_WHAT NEEDS TO BE DONE:_ Rewrite the lines from the line with "Decompose this screenshot" to the line with "column-divider[interactable] bbox=[952, 150, 953, 182]", scaling each bounding-box coordinate by 1.05 and rounding to whole numbers, with halves rounded up. Leave all other text unchanged and omit the picture.

_THE RECORDS:_
####

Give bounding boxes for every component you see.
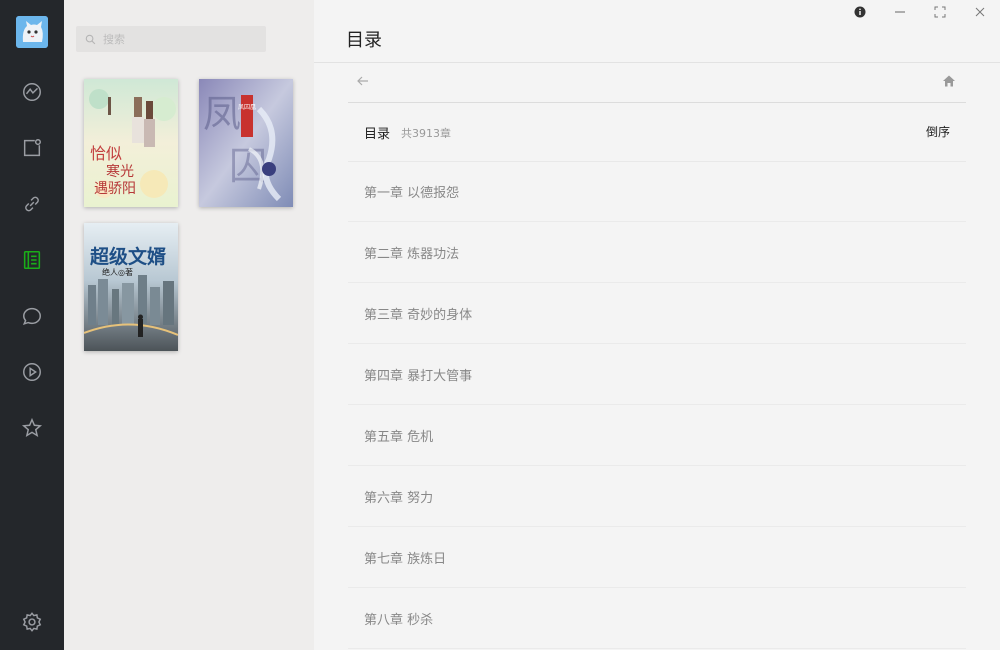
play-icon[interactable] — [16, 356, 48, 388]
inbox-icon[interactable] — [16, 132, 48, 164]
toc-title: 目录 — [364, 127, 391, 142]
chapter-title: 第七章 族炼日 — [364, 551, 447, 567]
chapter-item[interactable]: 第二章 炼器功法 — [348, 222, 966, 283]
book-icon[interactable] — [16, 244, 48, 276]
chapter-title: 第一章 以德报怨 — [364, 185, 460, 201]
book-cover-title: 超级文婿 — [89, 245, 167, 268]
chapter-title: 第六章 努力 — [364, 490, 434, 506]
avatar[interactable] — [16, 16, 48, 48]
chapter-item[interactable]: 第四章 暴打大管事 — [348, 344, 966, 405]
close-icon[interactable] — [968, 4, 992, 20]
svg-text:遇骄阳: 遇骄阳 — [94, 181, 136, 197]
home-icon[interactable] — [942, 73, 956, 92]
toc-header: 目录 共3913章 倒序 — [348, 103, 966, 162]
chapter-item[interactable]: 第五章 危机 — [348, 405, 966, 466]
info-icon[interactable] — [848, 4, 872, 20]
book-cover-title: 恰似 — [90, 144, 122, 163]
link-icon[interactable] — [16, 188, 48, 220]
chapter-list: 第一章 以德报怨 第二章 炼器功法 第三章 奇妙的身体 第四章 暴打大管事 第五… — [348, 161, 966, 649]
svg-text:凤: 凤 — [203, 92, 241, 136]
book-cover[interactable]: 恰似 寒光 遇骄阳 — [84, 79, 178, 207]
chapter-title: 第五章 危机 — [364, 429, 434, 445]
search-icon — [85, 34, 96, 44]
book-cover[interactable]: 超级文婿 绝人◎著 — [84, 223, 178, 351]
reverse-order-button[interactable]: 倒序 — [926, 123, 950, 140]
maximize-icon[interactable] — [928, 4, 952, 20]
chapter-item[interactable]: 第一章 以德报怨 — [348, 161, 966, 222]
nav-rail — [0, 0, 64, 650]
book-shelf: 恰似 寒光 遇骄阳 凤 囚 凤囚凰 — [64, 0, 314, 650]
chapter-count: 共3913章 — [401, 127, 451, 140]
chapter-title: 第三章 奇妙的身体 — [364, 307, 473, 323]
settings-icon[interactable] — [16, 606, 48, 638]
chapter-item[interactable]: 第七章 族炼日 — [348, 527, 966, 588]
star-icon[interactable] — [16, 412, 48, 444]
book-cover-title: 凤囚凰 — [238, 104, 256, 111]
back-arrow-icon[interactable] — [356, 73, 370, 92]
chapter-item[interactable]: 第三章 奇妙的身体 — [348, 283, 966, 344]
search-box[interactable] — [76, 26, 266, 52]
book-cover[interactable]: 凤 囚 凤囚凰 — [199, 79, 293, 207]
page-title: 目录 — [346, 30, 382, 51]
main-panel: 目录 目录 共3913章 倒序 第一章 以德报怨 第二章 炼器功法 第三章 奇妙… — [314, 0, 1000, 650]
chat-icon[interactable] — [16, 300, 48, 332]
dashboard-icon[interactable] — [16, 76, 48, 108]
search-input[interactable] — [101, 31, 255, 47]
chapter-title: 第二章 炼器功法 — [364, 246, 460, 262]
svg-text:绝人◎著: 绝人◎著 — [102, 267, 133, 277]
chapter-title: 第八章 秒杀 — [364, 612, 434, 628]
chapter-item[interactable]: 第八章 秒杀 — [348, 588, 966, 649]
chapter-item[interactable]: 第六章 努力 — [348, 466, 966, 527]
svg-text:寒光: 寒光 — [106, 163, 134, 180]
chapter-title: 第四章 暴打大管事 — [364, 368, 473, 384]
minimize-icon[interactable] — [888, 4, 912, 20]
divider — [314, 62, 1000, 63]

####

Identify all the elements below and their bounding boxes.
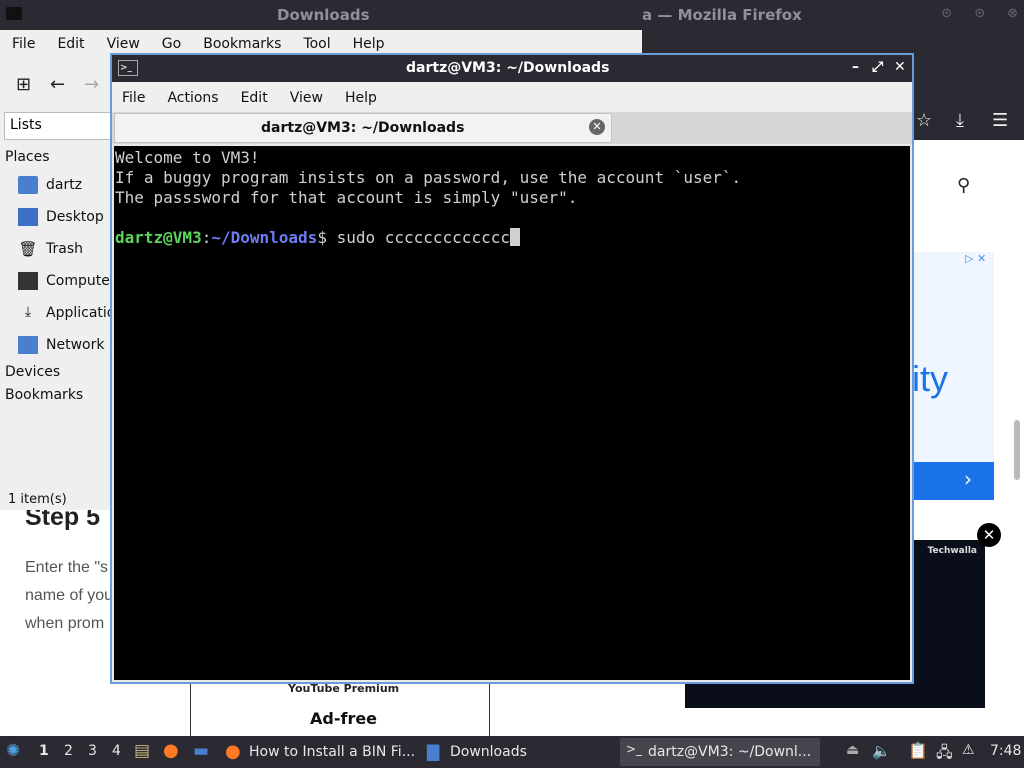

####

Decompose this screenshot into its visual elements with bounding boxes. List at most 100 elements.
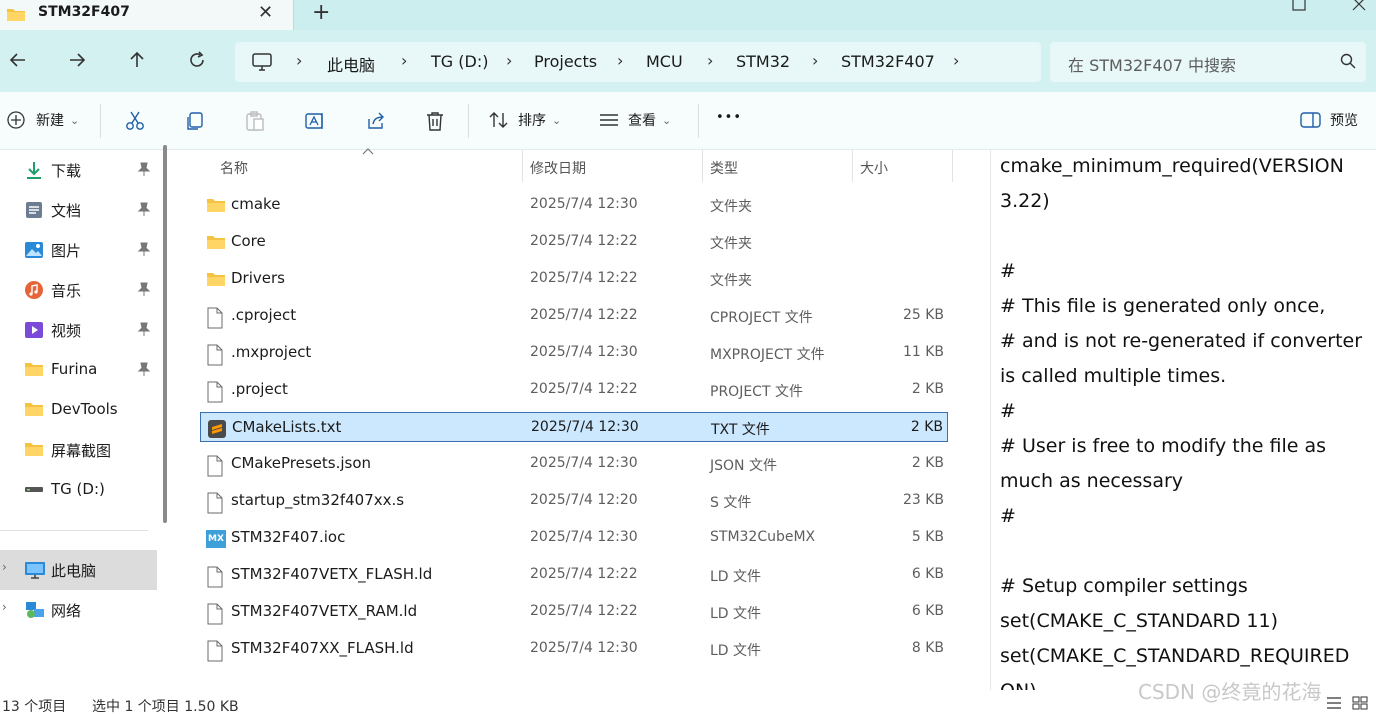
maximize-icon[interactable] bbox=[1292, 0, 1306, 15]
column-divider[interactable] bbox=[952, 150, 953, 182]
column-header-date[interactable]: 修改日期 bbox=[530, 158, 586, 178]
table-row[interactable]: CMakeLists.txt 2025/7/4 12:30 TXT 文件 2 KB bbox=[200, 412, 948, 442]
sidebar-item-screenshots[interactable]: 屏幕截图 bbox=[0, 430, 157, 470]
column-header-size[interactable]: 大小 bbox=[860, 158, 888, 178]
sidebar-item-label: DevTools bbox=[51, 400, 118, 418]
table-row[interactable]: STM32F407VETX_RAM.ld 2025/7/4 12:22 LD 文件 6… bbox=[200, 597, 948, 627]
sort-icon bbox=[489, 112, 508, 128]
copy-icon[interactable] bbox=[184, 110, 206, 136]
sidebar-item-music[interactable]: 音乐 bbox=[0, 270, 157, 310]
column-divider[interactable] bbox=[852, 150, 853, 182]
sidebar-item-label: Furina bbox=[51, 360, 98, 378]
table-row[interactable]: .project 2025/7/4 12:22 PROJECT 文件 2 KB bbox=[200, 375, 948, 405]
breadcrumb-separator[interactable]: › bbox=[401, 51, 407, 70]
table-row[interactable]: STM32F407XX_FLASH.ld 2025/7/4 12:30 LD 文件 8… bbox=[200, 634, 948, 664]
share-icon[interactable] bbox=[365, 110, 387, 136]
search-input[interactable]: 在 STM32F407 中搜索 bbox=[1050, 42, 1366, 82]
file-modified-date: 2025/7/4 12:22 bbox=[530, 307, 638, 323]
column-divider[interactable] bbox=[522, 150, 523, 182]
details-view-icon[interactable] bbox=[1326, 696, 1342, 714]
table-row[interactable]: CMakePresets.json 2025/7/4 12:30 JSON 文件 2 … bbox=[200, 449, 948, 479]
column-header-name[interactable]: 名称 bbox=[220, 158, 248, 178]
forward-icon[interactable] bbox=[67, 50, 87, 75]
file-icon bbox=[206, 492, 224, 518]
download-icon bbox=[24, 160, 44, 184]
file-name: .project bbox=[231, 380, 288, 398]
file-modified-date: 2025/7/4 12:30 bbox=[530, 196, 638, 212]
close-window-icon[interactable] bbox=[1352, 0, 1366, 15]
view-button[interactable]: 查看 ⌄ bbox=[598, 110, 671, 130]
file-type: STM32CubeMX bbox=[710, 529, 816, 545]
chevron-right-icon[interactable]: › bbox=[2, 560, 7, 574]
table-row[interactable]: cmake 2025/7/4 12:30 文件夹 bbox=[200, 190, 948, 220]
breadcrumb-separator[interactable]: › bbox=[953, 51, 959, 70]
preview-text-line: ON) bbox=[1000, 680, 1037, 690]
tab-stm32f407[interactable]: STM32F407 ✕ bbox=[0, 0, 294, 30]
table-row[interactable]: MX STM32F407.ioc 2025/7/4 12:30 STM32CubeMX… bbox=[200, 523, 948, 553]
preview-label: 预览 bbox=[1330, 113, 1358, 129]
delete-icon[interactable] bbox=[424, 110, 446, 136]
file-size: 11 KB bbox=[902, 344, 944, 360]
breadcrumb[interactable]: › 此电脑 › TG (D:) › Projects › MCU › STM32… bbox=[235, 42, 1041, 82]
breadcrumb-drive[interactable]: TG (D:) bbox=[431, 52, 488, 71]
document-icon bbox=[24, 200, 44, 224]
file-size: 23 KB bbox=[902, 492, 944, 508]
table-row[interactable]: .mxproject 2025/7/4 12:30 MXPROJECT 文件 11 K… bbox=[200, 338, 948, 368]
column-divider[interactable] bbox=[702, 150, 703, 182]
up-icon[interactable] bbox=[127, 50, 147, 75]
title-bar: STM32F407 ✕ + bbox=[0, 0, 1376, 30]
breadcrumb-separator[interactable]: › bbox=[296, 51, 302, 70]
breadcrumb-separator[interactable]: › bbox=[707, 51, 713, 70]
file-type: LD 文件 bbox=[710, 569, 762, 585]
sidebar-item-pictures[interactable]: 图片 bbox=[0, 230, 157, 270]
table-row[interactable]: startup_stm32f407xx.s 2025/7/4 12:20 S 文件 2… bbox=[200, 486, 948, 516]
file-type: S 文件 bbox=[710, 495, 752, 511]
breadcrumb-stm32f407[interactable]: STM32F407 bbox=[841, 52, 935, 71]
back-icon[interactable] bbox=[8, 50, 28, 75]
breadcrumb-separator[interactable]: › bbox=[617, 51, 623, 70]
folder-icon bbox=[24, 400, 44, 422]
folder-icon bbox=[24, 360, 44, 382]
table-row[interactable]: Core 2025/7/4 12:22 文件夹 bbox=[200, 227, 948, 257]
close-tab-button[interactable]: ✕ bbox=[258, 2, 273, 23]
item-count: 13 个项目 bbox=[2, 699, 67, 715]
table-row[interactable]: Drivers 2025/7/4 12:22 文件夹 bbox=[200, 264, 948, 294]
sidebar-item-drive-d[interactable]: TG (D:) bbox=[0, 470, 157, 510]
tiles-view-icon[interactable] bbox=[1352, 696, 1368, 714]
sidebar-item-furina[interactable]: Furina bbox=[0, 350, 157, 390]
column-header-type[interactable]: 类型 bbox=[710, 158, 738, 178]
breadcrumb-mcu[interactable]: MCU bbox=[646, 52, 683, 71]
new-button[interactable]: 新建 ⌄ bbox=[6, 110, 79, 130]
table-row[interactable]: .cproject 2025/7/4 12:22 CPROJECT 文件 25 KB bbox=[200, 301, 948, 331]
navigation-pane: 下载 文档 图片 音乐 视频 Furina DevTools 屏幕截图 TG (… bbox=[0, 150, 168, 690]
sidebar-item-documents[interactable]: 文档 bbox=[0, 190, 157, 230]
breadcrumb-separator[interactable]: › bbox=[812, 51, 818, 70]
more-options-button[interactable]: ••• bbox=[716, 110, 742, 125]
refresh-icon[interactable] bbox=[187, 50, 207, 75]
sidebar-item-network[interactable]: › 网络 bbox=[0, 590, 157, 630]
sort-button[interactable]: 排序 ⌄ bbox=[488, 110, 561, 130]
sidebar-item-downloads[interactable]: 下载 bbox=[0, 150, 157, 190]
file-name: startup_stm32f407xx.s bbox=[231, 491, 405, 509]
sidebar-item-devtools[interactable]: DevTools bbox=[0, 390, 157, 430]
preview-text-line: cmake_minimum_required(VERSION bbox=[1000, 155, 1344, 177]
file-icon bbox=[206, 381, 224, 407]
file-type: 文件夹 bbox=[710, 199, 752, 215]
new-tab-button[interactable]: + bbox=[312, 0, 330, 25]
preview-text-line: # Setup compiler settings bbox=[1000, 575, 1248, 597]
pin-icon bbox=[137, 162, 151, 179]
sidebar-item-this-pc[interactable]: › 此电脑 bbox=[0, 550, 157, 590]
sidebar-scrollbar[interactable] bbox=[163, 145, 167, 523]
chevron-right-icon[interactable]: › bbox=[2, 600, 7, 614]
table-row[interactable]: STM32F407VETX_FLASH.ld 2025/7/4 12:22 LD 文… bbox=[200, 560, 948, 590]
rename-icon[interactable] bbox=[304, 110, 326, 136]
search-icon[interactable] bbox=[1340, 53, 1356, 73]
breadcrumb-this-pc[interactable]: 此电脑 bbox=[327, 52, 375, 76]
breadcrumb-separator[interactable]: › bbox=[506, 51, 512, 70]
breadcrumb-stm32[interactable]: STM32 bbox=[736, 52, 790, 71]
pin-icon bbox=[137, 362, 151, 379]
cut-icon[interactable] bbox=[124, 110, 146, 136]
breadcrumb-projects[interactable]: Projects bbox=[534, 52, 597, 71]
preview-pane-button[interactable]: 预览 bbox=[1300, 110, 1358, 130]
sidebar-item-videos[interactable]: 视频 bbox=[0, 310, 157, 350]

####

_EXPECTED ANSWER:_
Decompose this screenshot into its visual elements with bounding boxes. List at most 100 elements.
maximize-icon[interactable] bbox=[1357, 0, 1371, 16]
column-divider[interactable] bbox=[1000, 158, 1001, 191]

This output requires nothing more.